* **TESTO**
Il gruppo provinciale di Forza Italia esprime la sua perplessità sul futuro della sanità bellunese. In modo particolare, dopo aver saputo le modalità con cui l’Ulss 1 Dolomiti intende procedere al reclutamento dei 15 medici anestesisti attualmente mancanti negli ospedali: ovvero, decidendo di non aderire al concorso su base regionale indetto da Azienda Zero. «Senza entrare nel merito della polemica scatenatasi in questi giorni, è necessario fare chiarezza sul futuro della sanità provinciale e delle strategie che i vertici dell’Azienda sanitaria intendono mettere in campo per dare stabilità alle piante organiche», sottolinea il coordinatore provinciale di Forza Italia Dario Scopel.
«Se la questione legata ai medici anestesisti è cruciale, e addirittura vitale alla luce della grave crisi in atto per l’epidemia, è altrettanto importante allargare lo sguardo agli altri servizi specialistici che, nei nostri ospedali, soffrono da tempo di una forte carenza di medici e non solo».

* **DATI ESTRATTI**
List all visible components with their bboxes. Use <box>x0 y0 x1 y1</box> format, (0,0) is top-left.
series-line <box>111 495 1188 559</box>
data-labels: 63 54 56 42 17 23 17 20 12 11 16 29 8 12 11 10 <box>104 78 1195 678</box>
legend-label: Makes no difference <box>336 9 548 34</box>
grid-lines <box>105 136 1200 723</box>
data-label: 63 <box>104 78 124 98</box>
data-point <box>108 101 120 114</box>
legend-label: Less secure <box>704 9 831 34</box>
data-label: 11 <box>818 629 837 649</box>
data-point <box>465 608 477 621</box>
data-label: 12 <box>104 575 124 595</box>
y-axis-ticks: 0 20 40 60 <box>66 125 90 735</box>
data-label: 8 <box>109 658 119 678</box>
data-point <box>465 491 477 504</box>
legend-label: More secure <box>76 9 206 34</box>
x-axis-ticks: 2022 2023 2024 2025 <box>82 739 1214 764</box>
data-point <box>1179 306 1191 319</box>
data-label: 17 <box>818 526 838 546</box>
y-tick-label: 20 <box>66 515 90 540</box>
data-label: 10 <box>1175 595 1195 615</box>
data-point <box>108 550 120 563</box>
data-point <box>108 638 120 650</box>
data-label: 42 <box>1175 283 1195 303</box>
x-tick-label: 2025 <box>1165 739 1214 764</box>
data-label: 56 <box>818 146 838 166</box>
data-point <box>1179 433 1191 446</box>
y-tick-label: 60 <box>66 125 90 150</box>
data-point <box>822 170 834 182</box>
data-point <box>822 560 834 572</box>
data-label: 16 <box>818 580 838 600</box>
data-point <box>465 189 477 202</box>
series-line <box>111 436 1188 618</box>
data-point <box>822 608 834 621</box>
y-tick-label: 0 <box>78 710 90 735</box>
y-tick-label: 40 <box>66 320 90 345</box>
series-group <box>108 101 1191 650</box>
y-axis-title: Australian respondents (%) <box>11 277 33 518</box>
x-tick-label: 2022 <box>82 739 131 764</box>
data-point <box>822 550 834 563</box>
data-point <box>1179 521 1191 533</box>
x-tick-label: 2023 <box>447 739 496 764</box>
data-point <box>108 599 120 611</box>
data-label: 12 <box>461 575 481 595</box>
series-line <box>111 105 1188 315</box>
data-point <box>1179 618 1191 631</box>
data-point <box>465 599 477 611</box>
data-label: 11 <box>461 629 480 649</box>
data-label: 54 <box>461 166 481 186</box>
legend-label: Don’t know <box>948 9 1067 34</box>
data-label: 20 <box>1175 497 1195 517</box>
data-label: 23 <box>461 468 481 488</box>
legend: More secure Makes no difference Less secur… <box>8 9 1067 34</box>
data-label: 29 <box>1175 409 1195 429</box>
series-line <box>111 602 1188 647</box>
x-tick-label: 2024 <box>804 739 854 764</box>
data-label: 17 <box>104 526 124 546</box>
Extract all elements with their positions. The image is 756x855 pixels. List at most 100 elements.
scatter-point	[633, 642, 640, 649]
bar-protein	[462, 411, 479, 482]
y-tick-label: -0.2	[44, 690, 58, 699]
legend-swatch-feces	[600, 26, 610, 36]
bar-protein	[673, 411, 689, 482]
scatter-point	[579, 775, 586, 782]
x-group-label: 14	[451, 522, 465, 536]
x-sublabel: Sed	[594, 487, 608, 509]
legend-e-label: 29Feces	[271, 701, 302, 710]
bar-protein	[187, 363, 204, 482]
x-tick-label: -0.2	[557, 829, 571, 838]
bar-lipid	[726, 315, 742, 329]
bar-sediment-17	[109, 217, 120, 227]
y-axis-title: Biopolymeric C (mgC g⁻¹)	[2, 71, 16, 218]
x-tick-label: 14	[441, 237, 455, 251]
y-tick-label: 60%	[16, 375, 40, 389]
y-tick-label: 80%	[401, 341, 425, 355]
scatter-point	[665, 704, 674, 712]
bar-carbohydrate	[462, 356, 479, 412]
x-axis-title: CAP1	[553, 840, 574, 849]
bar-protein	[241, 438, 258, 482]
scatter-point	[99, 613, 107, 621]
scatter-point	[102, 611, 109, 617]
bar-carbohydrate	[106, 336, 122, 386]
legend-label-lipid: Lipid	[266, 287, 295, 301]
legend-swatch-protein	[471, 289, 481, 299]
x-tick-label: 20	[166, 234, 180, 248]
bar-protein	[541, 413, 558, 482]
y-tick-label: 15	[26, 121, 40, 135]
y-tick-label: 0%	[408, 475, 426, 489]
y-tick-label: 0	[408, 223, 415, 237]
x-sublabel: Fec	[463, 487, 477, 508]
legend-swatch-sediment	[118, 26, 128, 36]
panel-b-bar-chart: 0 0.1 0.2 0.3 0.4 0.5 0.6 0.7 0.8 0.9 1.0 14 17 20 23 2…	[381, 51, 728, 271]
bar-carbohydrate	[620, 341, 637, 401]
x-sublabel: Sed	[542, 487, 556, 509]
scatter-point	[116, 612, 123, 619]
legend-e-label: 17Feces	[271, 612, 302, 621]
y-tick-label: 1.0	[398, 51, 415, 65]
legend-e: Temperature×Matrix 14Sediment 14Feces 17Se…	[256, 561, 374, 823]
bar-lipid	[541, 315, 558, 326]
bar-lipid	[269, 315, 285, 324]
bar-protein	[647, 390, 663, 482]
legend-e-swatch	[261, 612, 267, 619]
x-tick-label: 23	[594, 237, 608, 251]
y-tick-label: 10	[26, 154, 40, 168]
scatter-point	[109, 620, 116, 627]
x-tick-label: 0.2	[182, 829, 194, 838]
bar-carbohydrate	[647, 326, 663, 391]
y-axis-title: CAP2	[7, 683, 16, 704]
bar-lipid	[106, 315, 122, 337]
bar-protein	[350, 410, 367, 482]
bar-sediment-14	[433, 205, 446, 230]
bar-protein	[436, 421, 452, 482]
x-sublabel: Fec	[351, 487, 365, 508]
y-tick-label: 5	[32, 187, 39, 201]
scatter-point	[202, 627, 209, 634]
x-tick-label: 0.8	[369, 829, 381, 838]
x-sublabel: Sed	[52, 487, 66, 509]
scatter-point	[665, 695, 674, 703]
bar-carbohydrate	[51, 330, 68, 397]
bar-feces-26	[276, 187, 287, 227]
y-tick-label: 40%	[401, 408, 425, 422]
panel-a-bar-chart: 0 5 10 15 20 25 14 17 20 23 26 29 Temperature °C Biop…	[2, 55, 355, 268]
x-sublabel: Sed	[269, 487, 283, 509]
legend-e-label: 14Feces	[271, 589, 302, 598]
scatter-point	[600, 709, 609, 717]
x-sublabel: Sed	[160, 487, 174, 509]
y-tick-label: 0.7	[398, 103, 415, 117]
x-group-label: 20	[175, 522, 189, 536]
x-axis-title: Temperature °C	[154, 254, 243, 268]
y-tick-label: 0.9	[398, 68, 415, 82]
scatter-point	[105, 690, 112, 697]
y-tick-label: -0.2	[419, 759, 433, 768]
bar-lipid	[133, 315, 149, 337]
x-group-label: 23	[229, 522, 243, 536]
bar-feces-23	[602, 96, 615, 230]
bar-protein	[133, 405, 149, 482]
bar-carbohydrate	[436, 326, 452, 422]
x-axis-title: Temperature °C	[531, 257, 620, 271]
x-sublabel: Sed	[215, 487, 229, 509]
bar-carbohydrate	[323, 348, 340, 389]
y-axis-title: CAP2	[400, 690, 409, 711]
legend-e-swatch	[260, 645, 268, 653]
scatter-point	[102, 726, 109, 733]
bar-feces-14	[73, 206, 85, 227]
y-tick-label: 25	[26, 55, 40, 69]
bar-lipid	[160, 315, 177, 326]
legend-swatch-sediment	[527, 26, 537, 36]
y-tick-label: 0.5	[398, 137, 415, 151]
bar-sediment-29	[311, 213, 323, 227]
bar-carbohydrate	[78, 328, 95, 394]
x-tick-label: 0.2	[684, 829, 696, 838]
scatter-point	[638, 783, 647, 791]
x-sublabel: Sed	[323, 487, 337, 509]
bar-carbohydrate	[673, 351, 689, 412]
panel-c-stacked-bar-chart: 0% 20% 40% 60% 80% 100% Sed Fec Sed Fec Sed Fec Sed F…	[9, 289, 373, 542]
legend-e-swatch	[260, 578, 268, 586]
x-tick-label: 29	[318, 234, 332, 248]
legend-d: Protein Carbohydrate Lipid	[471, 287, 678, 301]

* **ISTRUZIONI DEL COMPITO**
Completa il testo sulla sanità bellunese aggiungendo la parte che segue l'ultima frase riportata.

* **RISULTATO DELL'ESERCIZIO**
Il coordinatore azzurro è consapevole delle difficoltà di attrarre in montagna figure professionali di riferimento: «Ma è ora di mettere in campo una programmazione che guardi oltre le emergenze contingenti, coperte di volta in volta con soluzioni a breve scadenza o con il ricorso ai consulenti esterni retribuiti “a gettone”». Il tema, peraltro, non riguarda solo i medici: «Ci preoccupa pure quanto sta avvenendo nell’ambito delle professioni infermieristiche e socio-assistenziali, con la continua rincorsa di personale tra Azienda sanitaria e Rsa».
Infine, l’appello: «Alla direzione dell’Azienda sanitaria Bellunese e alla Regione Veneto affinché mettano subito in campo tutti gli strumenti necessari per garantire ai nostri cittadini le risposte che si aspettano e che, considerati i ritardi subiti a causa della pandemia in corso, non possono essere rimandate oltre».